• WRITTEN TASK
Go through the records and show each line where the word "CVHD" occurs.

• GIVEN DATA
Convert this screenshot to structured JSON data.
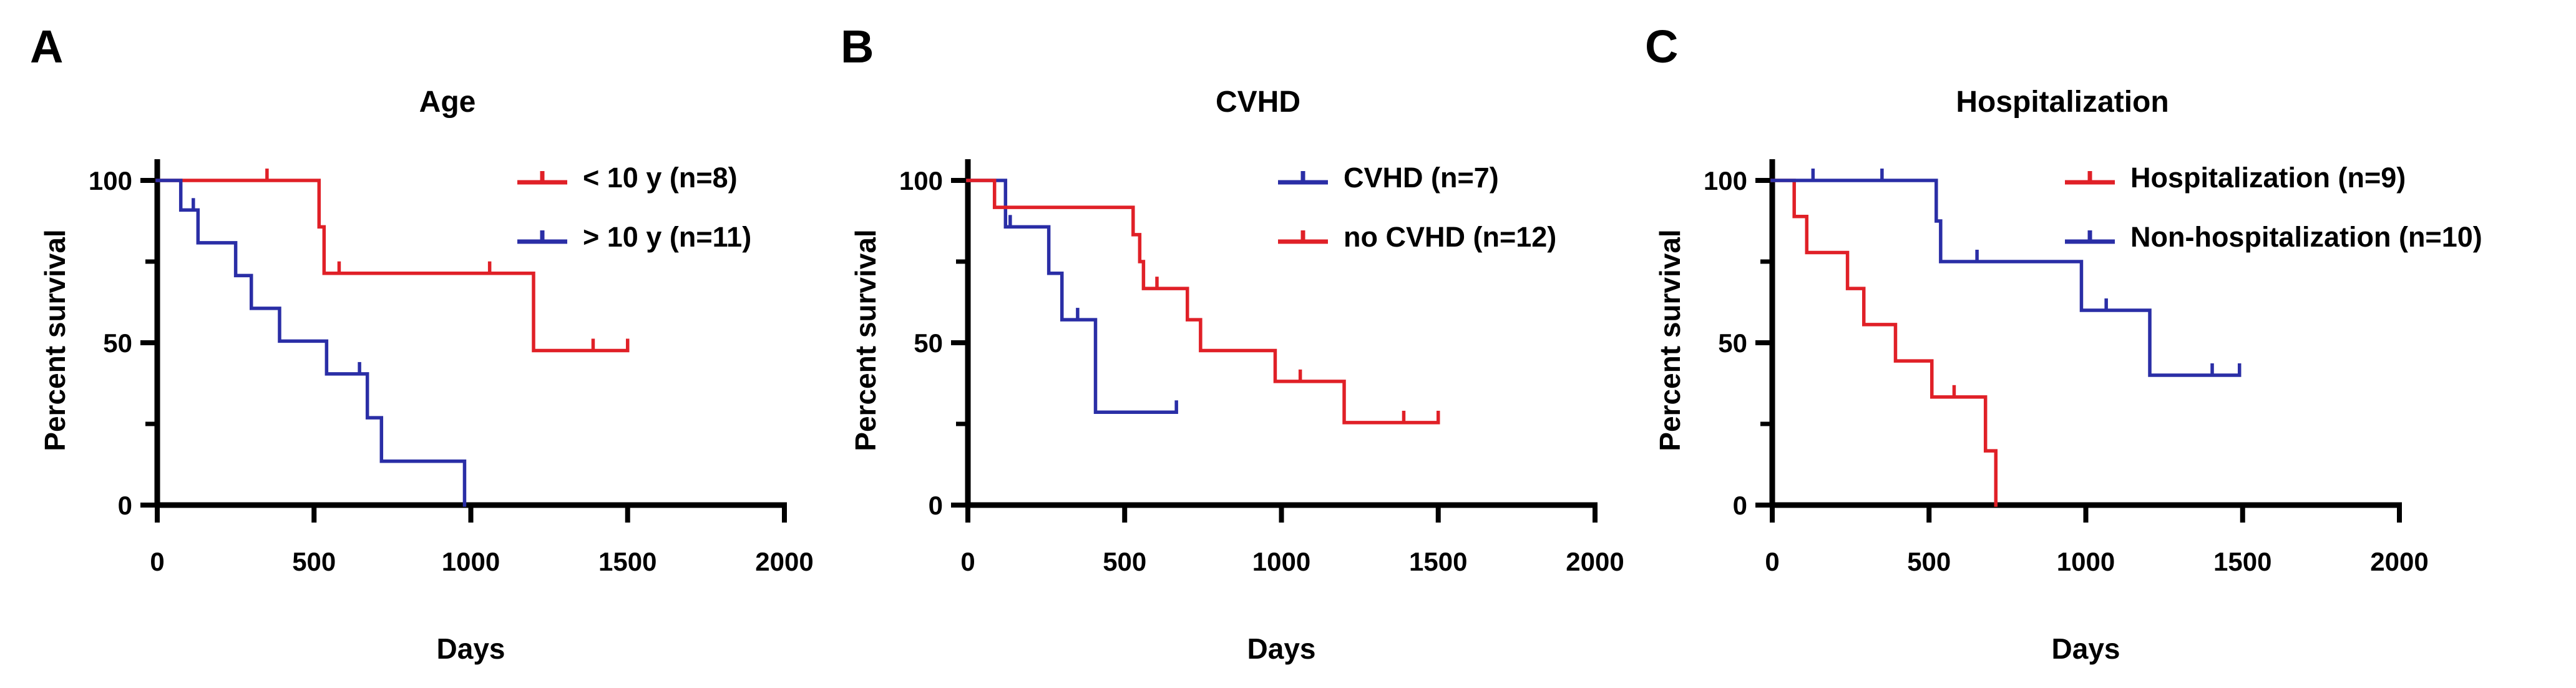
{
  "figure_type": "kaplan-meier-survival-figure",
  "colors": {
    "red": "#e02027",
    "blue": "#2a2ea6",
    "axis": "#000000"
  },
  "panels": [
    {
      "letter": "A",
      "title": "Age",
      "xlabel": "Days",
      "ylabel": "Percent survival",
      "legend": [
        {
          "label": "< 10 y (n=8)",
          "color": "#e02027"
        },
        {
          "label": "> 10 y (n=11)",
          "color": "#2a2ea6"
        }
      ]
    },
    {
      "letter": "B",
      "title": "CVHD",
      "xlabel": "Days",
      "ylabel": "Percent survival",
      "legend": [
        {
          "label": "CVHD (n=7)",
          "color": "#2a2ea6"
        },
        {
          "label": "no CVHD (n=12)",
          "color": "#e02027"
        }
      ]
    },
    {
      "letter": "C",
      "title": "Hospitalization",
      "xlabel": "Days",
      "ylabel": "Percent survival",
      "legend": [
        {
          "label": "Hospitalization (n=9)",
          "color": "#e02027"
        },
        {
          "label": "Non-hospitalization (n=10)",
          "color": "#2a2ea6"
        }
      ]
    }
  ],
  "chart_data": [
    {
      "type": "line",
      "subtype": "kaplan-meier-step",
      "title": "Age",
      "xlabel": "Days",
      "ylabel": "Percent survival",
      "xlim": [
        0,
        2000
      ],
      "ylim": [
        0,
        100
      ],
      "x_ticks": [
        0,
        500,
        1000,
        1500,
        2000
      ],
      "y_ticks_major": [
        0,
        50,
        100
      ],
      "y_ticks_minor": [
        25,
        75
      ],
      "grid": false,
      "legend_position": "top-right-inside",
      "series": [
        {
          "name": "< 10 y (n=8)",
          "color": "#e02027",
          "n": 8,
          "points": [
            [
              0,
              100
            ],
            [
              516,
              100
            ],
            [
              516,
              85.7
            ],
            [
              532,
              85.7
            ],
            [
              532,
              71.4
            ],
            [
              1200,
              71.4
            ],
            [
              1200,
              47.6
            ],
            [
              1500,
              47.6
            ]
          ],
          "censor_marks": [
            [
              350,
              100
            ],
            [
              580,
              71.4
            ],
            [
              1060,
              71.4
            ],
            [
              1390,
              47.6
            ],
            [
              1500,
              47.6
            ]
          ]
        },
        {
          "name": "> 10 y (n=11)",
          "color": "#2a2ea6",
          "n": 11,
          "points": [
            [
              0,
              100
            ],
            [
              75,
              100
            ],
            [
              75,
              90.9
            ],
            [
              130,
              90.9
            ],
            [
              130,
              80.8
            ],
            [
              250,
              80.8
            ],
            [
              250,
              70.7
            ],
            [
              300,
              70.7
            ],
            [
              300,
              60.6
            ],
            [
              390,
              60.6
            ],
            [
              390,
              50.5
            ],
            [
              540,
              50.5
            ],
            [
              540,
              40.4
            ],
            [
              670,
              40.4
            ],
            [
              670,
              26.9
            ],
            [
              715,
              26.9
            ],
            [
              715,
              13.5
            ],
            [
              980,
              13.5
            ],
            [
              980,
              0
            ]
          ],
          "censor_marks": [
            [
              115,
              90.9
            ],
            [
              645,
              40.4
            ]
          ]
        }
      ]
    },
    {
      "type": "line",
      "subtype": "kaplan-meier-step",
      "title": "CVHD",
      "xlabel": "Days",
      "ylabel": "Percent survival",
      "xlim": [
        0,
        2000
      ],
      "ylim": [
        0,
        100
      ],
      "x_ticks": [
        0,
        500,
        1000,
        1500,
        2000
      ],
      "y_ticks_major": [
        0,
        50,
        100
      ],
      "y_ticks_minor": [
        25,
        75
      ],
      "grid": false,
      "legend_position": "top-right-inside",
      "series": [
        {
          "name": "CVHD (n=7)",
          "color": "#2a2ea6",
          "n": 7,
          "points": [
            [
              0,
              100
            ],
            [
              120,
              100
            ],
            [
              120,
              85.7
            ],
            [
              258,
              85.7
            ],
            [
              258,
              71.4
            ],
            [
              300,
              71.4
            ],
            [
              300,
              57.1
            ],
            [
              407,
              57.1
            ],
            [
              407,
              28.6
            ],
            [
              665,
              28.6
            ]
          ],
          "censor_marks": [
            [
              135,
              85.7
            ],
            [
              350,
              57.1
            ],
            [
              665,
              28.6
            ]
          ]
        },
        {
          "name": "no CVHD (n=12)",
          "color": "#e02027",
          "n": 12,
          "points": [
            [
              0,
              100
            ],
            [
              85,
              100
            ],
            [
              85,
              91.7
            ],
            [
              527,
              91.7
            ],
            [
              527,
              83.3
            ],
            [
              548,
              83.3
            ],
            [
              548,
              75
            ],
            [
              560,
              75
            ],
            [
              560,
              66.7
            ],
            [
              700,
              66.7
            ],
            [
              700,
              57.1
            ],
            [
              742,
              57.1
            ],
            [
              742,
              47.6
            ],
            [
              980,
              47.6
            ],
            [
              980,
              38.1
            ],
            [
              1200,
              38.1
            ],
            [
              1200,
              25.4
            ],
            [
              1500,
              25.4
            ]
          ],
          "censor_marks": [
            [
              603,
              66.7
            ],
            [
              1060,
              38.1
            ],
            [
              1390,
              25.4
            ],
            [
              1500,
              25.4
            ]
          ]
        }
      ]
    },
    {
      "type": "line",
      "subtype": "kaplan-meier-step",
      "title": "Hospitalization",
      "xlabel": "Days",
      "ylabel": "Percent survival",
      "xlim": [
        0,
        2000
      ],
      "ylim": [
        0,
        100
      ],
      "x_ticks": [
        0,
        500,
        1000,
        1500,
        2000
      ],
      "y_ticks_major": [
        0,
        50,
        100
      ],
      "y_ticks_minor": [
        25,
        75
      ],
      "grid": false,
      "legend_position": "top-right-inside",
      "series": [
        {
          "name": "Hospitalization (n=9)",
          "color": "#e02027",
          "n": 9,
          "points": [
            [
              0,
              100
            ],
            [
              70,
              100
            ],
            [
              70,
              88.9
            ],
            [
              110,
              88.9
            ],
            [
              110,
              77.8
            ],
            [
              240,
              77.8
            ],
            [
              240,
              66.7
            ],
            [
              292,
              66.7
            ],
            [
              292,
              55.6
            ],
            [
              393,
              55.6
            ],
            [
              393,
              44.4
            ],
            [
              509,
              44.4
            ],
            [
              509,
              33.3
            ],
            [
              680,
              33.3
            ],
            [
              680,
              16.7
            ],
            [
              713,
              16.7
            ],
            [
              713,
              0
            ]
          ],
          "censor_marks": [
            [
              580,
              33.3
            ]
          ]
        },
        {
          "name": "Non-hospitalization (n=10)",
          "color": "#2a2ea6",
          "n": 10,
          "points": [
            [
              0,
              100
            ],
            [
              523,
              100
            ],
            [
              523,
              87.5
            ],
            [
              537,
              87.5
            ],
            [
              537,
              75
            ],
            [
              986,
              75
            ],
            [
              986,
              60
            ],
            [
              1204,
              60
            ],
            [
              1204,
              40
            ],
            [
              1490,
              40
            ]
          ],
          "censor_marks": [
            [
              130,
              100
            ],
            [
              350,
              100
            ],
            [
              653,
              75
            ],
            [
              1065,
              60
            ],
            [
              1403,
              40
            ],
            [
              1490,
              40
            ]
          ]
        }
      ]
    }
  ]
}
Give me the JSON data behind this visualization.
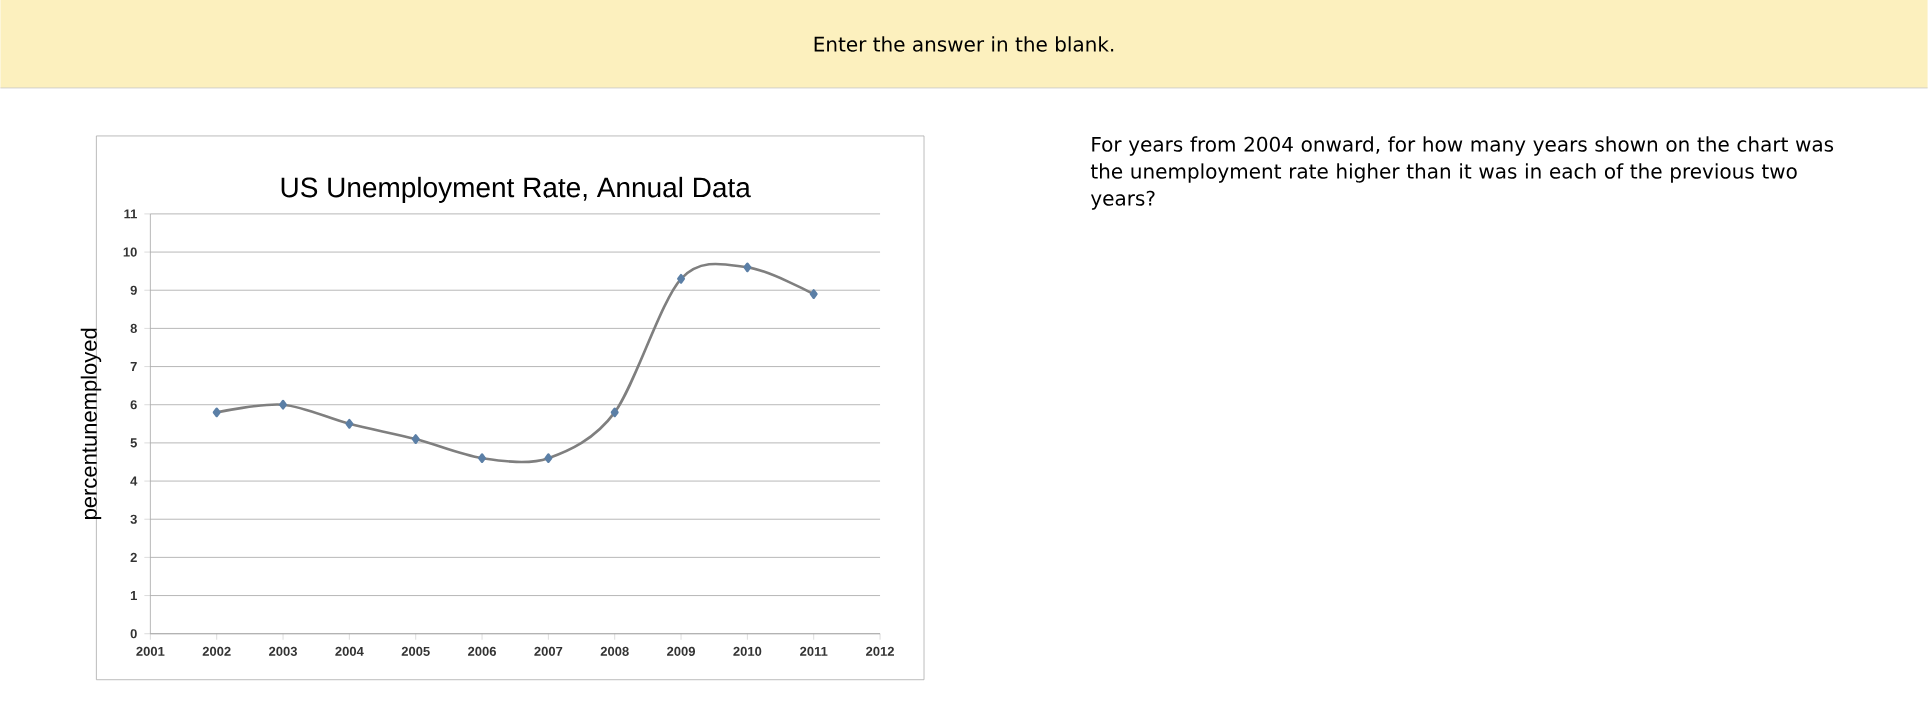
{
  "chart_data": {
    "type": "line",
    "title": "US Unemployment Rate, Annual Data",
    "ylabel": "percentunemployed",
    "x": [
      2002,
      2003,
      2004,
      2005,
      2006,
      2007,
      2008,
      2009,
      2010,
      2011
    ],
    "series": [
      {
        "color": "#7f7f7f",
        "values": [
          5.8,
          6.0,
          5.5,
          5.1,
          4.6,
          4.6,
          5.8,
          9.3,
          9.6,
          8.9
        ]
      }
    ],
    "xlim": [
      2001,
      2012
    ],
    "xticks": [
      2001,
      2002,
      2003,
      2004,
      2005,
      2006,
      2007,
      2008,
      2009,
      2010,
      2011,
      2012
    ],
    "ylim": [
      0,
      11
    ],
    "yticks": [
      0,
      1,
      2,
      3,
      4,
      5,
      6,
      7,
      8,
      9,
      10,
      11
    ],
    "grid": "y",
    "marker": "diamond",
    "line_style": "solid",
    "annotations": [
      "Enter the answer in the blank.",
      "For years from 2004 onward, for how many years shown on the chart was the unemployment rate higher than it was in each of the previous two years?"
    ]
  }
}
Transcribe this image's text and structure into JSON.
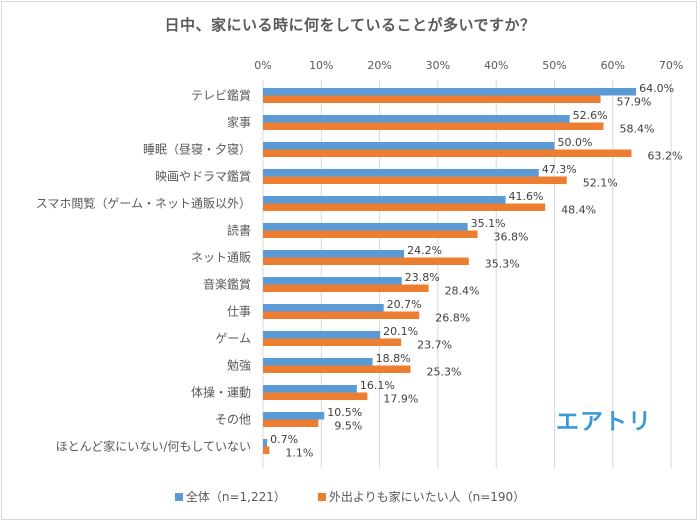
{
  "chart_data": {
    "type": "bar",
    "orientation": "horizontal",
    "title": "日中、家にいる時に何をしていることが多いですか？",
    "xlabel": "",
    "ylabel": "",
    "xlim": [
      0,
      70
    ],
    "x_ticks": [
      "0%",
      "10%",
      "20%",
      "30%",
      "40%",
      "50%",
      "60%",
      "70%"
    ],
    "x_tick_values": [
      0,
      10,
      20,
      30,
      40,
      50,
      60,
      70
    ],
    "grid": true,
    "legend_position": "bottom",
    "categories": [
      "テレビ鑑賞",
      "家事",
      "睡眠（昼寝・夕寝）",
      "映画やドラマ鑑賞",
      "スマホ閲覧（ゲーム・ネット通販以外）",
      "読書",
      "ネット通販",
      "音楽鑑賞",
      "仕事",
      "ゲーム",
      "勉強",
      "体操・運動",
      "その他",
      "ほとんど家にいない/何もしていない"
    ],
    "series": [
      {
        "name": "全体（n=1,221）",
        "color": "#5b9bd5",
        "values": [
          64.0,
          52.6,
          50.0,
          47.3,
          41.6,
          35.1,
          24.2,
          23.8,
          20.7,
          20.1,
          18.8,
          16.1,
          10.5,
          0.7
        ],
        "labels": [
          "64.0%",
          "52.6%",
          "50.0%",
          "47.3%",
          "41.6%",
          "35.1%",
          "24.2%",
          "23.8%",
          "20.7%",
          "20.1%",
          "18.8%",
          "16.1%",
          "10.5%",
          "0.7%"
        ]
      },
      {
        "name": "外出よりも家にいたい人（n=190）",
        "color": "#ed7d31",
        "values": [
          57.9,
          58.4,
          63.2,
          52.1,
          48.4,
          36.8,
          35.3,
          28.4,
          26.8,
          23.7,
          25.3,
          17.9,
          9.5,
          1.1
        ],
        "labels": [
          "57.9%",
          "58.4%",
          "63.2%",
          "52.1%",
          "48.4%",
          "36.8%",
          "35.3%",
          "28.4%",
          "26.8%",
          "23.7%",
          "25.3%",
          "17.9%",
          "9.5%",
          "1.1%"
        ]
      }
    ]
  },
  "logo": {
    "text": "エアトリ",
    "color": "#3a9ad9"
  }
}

• TASK RESULT
      "title": "CVHD",
          "label": "CVHD (n=7)",
          "label": "no CVHD (n=12)",
      "title": "CVHD",
          "name": "CVHD (n=7)",
          "name": "no CVHD (n=12)",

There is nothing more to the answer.